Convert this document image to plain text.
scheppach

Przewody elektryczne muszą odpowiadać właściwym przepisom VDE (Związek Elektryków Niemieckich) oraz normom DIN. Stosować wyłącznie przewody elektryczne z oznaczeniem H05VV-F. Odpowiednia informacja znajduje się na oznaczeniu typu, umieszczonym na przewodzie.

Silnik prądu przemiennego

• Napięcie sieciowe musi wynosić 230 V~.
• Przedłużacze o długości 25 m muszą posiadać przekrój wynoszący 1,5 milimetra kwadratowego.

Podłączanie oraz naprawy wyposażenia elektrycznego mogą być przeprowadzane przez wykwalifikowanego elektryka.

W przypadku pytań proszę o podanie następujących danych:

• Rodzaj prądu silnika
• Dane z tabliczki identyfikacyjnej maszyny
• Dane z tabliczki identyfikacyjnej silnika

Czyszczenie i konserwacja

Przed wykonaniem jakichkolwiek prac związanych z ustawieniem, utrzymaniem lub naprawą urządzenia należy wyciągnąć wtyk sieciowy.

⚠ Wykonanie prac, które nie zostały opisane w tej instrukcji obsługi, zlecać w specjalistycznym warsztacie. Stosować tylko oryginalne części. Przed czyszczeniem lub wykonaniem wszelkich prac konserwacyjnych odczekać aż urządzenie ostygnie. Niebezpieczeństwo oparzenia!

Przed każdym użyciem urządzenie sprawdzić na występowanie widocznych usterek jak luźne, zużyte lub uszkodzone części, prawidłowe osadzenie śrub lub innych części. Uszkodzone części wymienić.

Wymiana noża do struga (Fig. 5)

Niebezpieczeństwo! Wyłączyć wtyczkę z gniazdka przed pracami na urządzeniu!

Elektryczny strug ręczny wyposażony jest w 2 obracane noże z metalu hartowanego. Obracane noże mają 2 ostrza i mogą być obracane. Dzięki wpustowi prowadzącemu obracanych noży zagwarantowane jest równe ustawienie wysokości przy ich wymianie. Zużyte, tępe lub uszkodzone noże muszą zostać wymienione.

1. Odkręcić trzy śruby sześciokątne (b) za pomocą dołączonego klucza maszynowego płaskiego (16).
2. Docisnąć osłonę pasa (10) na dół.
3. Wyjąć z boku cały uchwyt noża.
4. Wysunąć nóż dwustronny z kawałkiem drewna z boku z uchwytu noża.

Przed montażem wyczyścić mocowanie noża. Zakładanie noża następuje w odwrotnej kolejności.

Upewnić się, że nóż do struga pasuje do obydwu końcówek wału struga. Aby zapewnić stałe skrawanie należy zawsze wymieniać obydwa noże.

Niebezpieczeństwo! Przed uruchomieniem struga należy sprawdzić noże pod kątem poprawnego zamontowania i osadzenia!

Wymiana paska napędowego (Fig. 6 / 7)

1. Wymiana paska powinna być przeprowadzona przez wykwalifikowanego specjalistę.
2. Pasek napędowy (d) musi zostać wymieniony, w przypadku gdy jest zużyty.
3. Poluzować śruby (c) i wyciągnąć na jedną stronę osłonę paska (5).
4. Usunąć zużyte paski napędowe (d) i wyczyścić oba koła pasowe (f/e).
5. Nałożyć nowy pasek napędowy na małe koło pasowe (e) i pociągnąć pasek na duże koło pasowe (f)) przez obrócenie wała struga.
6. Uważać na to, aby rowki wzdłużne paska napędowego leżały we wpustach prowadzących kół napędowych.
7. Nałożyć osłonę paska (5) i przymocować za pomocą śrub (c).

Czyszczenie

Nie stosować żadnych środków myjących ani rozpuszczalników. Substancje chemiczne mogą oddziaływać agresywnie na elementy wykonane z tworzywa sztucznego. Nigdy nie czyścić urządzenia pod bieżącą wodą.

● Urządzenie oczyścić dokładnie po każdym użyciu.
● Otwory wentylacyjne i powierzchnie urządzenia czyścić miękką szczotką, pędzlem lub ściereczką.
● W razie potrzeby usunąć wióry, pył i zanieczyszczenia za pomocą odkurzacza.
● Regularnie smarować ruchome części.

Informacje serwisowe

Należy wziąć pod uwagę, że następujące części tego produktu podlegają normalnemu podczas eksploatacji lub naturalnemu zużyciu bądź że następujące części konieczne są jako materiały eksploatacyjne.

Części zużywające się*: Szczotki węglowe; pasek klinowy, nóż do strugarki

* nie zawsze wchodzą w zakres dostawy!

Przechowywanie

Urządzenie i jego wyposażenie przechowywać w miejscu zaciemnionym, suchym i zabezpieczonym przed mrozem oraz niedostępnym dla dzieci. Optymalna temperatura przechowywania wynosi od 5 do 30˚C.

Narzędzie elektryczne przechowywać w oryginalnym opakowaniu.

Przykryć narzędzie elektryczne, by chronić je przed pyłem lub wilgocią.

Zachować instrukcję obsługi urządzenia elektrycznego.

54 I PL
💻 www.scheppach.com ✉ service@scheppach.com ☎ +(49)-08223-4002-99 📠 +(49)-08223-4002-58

_ _ _ _ _ _ _

__REQUIRED TASK__. Can you reproduce all the material exactly?

__EXERCISE RESULT__.
Convert this document image to plain text.
scheppach

Przewody elektryczne muszą odpowiadać właściwym przepisom VDE (Związek Elektryków Niemieckich) oraz normom DIN. Stosować wyłącznie przewody elektryczne z oznaczeniem H05VV-F. Odpowiednia informacja znajduje się na oznaczeniu typu, umieszczonym na przewodzie.

Silnik prądu przemiennego

• Napięcie sieciowe musi wynosić 230 V~.
• Przedłużacze o długości 25 m muszą posiadać przekrój wynoszący 1,5 milimetra kwadratowego.

Podłączanie oraz naprawy wyposażenia elektrycznego mogą być przeprowadzane przez wykwalifikowanego elektryka.

W przypadku pytań proszę o podanie następujących danych:

• Rodzaj prądu silnika
• Dane z tabliczki identyfikacyjnej maszyny
• Dane z tabliczki identyfikacyjnej silnika

Czyszczenie i konserwacja

Przed wykonaniem jakichkolwiek prac związanych z ustawieniem, utrzymaniem lub naprawą urządzenia należy wyciągnąć wtyk sieciowy.

⚠ Wykonanie prac, które nie zostały opisane w tej instrukcji obsługi, zlecać w specjalistycznym warsztacie. Stosować tylko oryginalne części. Przed czyszczeniem lub wykonaniem wszelkich prac konserwacyjnych odczekać aż urządzenie ostygnie. Niebezpieczeństwo oparzenia!

Przed każdym użyciem urządzenie sprawdzić na występowanie widocznych usterek jak luźne, zużyte lub uszkodzone części, prawidłowe osadzenie śrub lub innych części. Uszkodzone części wymienić.

Wymiana noża do struga (Fig. 5)

Niebezpieczeństwo! Wyłączyć wtyczkę z gniazdka przed pracami na urządzeniu!

Elektryczny strug ręczny wyposażony jest w 2 obracane noże z metalu hartowanego. Obracane noże mają 2 ostrza i mogą być obracane. Dzięki wpustowi prowadzącemu obracanych noży zagwarantowane jest równe ustawienie wysokości przy ich wymianie. Zużyte, tępe lub uszkodzone noże muszą zostać wymienione.

1. Odkręcić trzy śruby sześciokątne (b) za pomocą dołączonego klucza maszynowego płaskiego (16).
2. Docisnąć osłonę pasa (10) na dół.
3. Wyjąć z boku cały uchwyt noża.
4. Wysunąć nóż dwustronny z kawałkiem drewna z boku z uchwytu noża.

Przed montażem wyczyścić mocowanie noża. Zakładanie noża następuje w odwrotnej kolejności.

Upewnić się, że nóż do struga pasuje do obydwu końcówek wału struga. Aby zapewnić stałe skrawanie należy zawsze wymieniać obydwa noże.

Niebezpieczeństwo! Przed uruchomieniem struga należy sprawdzić noże pod kątem poprawnego zamontowania i osadzenia!

Wymiana paska napędowego (Fig. 6 / 7)

1. Wymiana paska powinna być przeprowadzona przez wykwalifikowanego specjalistę.
2. Pasek napędowy (d) musi zostać wymieniony, w przypadku gdy jest zużyty.
3. Poluzować śruby (c) i wyciągnąć na jedną stronę osłonę paska (5).
4. Usunąć zużyte paski napędowe (d) i wyczyścić oba koła pasowe (f/e).
5. Nałożyć nowy pasek napędowy na małe koło pasowe (e) i pociągnąć pasek na duże koło pasowe (f)) przez obrócenie wała struga.
6. Uważać na to, aby rowki wzdłużne paska napędowego leżały we wpustach prowadzących kół napędowych.
7. Nałożyć osłonę paska (5) i przymocować za pomocą śrub (c).

Czyszczenie

Nie stosować żadnych środków myjących ani rozpuszczalników. Substancje chemiczne mogą oddziaływać agresywnie na elementy wykonane z tworzywa sztucznego. Nigdy nie czyścić urządzenia pod bieżącą wodą.

● Urządzenie oczyścić dokładnie po każdym użyciu.
● Otwory wentylacyjne i powierzchnie urządzenia czyścić miękką szczotką, pędzlem lub ściereczką.
● W razie potrzeby usunąć wióry, pył i zanieczyszczenia za pomocą odkurzacza.
● Regularnie smarować ruchome części.

Informacje serwisowe

Należy wziąć pod uwagę, że następujące części tego produktu podlegają normalnemu podczas eksploatacji lub naturalnemu zużyciu bądź że następujące części konieczne są jako materiały eksploatacyjne.

Części zużywające się*: Szczotki węglowe; pasek klinowy, nóż do strugarki

* nie zawsze wchodzą w zakres dostawy!

Przechowywanie

Urządzenie i jego wyposażenie przechowywać w miejscu zaciemnionym, suchym i zabezpieczonym przed mrozem oraz niedostępnym dla dzieci. Optymalna temperatura przechowywania wynosi od 5 do 30˚C.

Narzędzie elektryczne przechowywać w oryginalnym opakowaniu.

Przykryć narzędzie elektryczne, by chronić je przed pyłem lub wilgocią.

Zachować instrukcję obsługi urządzenia elektrycznego.

54 I PL
💻 www.scheppach.com ✉ service@scheppach.com ☎ +(49)-08223-4002-99 📠 +(49)-08223-4002-58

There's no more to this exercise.